Directions:
a – In the attribute gage R&R text, write out the passage from "Most problematic measurement" to "systems are working.".
b – In the attribute gage R&R text, what example is given of measurement systems that rely on human judgment?
c – Do these statements agree with the attribute gage R&R text? (i) Measurement error can be avoided entirely. (ii) Most problematic measurement system issues come from measuring attribute data in terms that rely on human judgment. (iii) Measurement systems of this kind are rare in industry.

Document text:
## BEGIN
Font Size
Six Sigma Tools & Templates Measurement Systems Analysis (MSA)/Gage R&R Making Sense of Attribute Gage R&R Calculations

Making Sense of Attribute Gage R&R Calculations

Measurement error is unavoidable. There will always be some measurement variation that is due to the measurement system itself.

Most problematic measurement system issues come from measuring attribute data in terms that rely on human judgment such as good/bad, pass/fail, etc. This is because it is very difficult for all testers to apply the same operational definition of what is “good” and what is “bad.”

However, such measurement systems are seen throughout industries. One example is quality control inspectors using a high-powered microscope to determine whether a pair of contact lens is defect free. Hence, it is important to quantify how well such measurement systems are working.
## END
Excerpted data:
## BEGIN
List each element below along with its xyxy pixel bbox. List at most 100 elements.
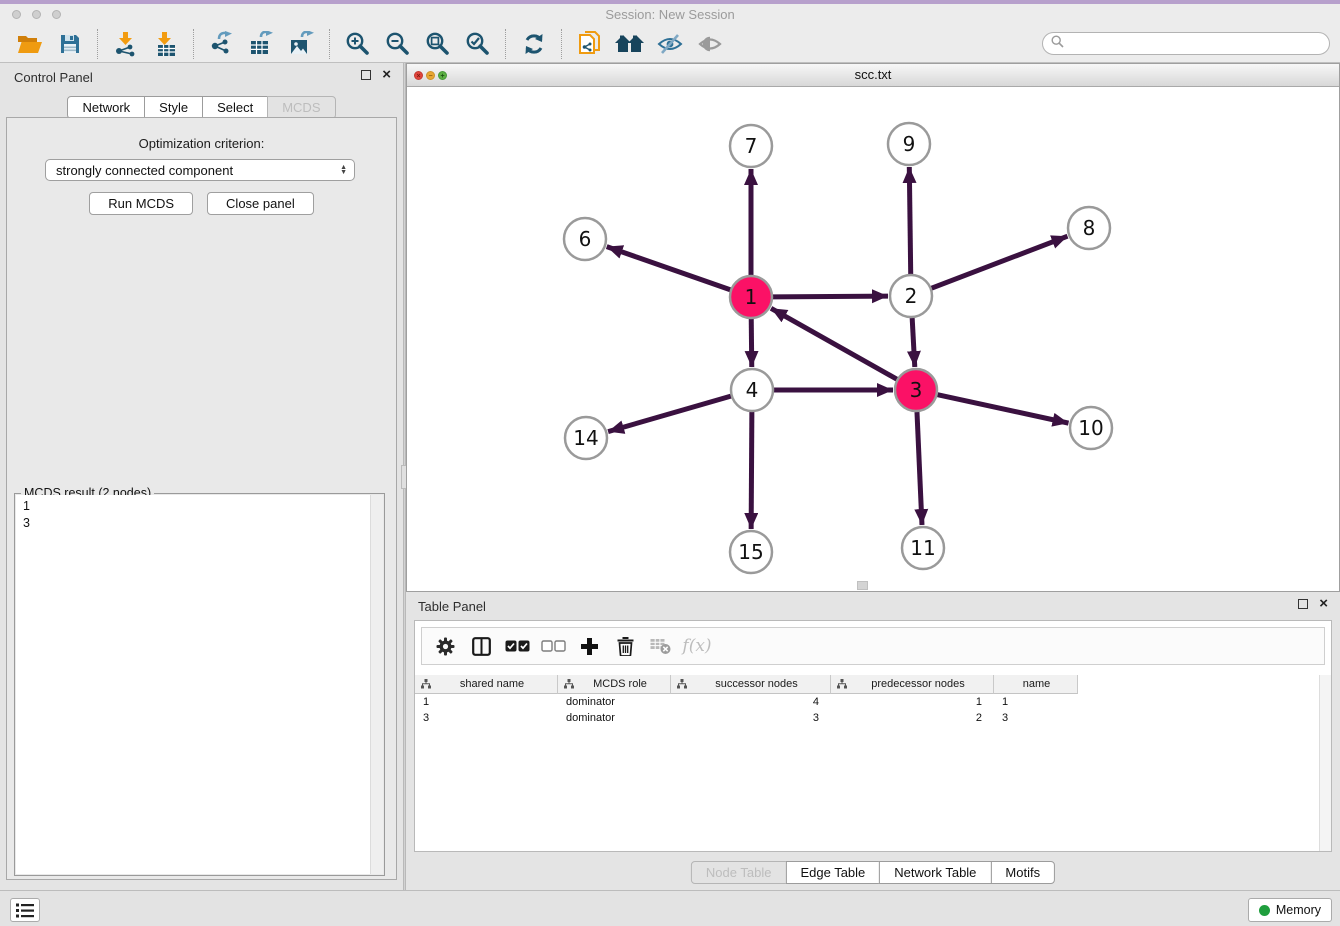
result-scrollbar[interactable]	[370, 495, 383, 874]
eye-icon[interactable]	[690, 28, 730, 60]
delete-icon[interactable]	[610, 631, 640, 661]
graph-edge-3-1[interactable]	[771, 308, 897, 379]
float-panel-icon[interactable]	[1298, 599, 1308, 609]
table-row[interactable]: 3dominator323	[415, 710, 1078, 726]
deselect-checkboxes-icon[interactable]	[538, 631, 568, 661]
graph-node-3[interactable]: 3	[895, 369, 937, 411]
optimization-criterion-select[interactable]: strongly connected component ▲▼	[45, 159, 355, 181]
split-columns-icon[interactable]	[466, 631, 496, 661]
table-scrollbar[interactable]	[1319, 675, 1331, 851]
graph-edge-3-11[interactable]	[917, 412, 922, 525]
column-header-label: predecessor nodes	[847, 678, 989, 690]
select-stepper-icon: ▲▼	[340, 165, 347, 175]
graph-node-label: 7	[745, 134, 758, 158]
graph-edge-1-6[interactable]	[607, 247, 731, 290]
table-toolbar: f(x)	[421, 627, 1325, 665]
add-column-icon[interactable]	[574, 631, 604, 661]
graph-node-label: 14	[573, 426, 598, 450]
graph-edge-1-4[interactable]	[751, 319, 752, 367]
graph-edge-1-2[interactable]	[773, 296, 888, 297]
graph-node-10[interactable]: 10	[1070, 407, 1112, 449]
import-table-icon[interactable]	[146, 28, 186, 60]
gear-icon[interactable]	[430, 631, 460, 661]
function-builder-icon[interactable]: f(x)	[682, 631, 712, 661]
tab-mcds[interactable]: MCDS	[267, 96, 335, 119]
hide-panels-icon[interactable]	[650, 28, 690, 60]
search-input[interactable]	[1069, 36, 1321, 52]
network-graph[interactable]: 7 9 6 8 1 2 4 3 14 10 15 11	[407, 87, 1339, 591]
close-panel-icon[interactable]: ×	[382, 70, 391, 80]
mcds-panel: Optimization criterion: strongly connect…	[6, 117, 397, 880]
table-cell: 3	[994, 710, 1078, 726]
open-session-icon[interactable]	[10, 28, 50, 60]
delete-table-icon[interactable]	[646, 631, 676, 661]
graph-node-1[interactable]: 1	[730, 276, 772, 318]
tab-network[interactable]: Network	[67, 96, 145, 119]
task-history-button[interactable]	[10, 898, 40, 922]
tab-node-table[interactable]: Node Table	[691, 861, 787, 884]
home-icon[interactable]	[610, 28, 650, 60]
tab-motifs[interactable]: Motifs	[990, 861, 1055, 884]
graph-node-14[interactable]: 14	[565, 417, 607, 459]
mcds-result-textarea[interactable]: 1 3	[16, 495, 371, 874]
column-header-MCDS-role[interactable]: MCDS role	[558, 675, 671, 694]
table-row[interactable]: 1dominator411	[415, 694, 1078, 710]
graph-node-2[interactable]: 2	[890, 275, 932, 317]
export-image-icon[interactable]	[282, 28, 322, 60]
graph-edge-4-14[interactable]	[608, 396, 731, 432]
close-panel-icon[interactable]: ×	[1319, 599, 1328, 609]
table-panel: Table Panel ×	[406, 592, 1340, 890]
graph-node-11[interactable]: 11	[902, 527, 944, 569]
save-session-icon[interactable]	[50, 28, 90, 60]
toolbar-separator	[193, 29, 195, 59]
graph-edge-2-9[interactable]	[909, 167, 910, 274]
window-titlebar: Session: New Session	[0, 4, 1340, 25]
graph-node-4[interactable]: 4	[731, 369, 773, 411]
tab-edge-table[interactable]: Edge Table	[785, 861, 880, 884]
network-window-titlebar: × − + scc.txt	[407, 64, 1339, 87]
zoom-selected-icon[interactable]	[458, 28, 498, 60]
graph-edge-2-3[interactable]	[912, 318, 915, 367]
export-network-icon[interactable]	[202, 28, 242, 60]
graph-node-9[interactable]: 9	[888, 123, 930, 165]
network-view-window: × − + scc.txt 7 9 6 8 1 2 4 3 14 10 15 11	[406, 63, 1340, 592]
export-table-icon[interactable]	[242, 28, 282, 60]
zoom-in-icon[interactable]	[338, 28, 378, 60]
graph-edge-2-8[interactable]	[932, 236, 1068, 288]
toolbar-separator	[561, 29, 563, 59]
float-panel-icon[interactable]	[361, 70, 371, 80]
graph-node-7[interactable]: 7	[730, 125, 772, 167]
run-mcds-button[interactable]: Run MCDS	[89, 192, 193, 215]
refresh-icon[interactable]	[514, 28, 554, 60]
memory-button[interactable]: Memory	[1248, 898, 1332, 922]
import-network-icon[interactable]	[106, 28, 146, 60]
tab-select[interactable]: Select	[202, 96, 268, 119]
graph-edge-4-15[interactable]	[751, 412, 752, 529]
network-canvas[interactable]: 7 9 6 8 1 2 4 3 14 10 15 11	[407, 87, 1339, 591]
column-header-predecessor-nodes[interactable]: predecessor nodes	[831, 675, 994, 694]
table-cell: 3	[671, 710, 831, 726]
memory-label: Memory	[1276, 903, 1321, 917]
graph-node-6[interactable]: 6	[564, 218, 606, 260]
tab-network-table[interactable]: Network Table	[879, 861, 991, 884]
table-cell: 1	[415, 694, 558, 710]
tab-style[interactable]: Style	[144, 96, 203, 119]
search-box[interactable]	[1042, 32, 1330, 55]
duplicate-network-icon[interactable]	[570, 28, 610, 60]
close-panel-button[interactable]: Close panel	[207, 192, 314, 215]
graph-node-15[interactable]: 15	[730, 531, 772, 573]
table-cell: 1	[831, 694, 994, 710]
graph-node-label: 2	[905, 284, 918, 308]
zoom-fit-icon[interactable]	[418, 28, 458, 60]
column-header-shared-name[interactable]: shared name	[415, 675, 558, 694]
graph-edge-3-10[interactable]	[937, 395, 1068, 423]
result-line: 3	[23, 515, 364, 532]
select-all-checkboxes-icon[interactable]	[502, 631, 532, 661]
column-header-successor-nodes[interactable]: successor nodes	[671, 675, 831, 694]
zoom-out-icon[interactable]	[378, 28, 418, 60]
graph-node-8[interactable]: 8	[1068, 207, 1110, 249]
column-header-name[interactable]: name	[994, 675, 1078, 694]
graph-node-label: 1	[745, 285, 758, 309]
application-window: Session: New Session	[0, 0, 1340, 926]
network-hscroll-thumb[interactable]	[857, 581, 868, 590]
## END
## BEGIN
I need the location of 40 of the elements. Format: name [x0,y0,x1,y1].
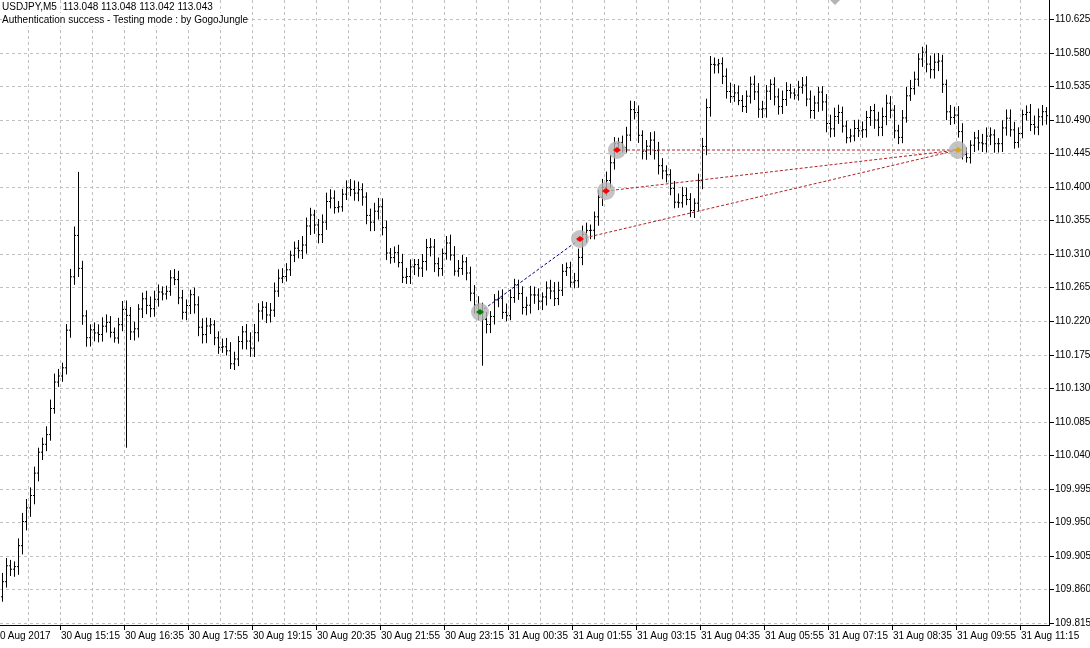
## END
Solutions below:
a –
Most problematic measurement system issues come from measuring attribute data in terms that rely on human judgment such as good/bad, pass/fail, etc. This is because it is very difficult for all testers to apply the same operational definition of what is “good” and what is “bad.”

However, such measurement systems are seen throughout industries. One example is quality control inspectors using a high-powered microscope to determine whether a pair of contact lens is defect free. Hence, it is important to quantify how well such measurement systems are working.

b – Quality control inspectors using a high-powered microscope to determine whether a pair of contact lens is defect free.

c –
(i) No: "Measurement error is unavoidable."
(ii) Yes: "Most problematic measurement system issues come from measuring attribute data in terms that rely on human judgment such as good/bad, pass/fail, etc."
(iii) No: "such measurement systems are seen throughout industries."